WRITTEN TASK> Gather all lines with the word "crisis" in them.

— Start LISTING —

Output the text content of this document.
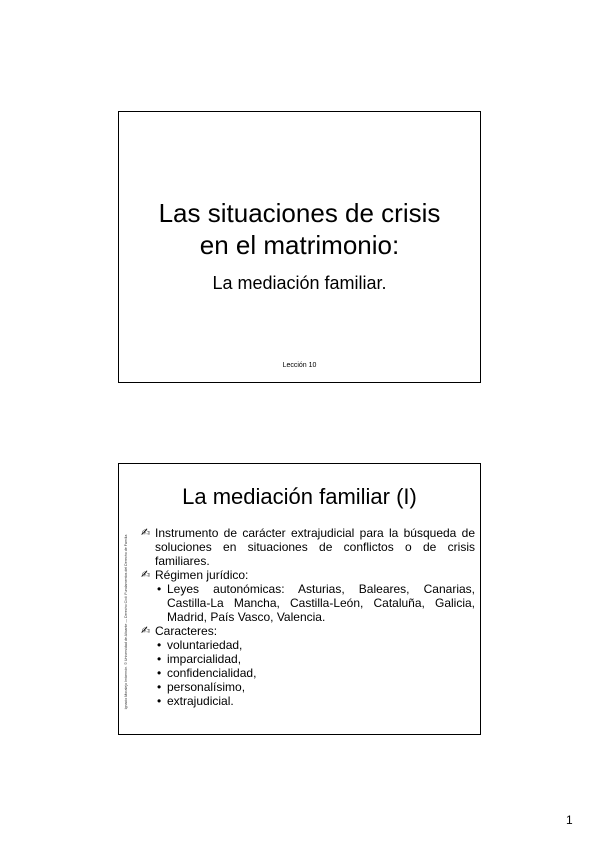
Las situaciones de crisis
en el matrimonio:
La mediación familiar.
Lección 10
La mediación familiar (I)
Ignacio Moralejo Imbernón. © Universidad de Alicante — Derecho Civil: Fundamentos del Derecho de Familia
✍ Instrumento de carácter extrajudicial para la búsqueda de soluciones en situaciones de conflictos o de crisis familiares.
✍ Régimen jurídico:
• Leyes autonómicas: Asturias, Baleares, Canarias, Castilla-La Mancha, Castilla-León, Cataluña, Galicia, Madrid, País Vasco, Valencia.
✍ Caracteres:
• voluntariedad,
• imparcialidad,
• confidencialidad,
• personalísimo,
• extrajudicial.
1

— End LISTING —
— Start LISTING —

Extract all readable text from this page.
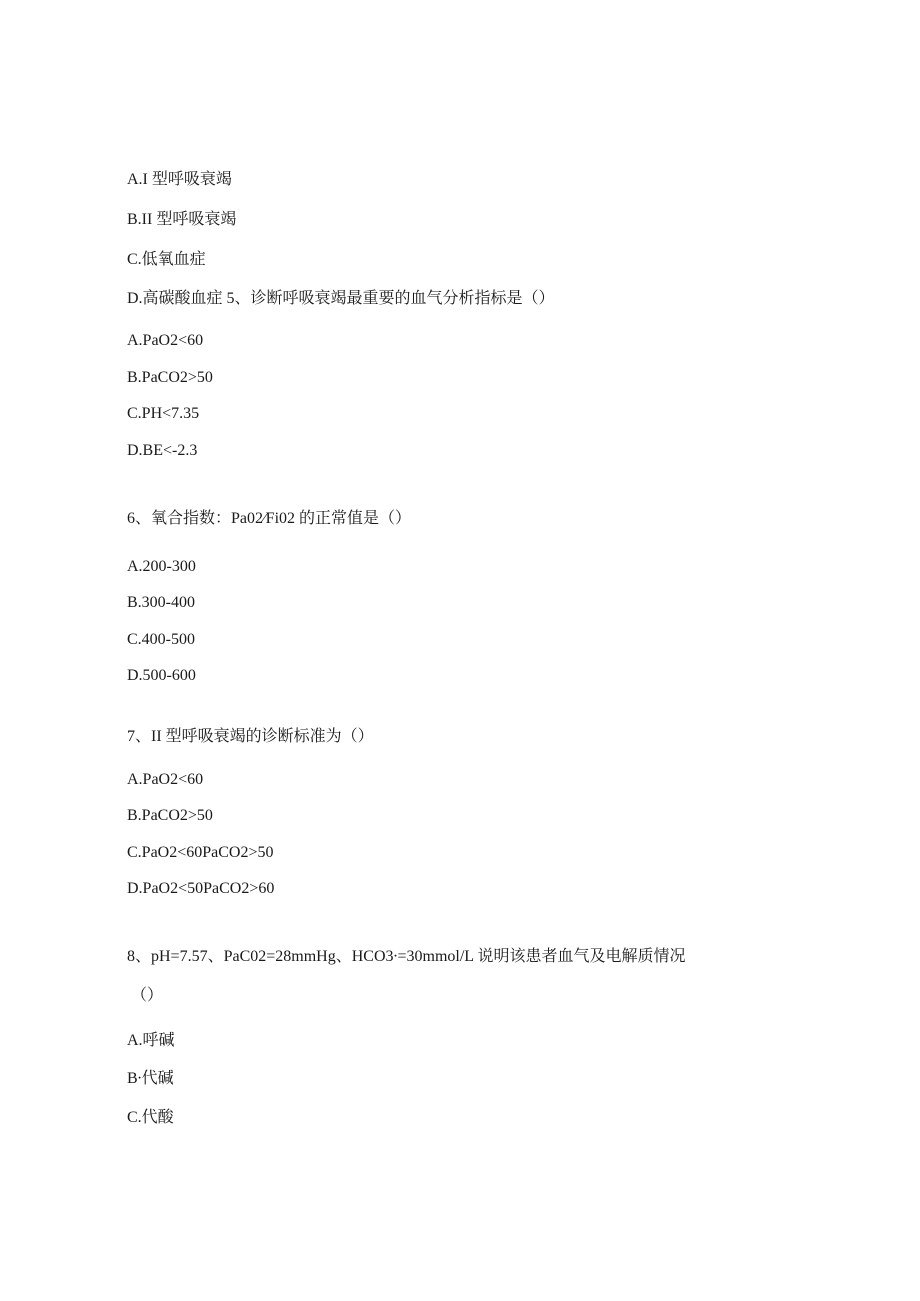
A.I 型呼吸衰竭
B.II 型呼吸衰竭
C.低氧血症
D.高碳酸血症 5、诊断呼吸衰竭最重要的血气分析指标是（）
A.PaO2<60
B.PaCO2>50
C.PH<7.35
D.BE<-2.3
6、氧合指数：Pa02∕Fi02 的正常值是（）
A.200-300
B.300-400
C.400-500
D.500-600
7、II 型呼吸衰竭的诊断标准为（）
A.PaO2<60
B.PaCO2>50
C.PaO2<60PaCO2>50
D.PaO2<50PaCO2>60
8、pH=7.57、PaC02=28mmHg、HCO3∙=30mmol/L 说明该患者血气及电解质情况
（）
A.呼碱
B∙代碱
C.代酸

— End LISTING —

THE RESPONSE>
Las situaciones de crisis
✍ Instrumento de carácter extrajudicial para la búsqueda de soluciones en situaciones de conflictos o de crisis familiares.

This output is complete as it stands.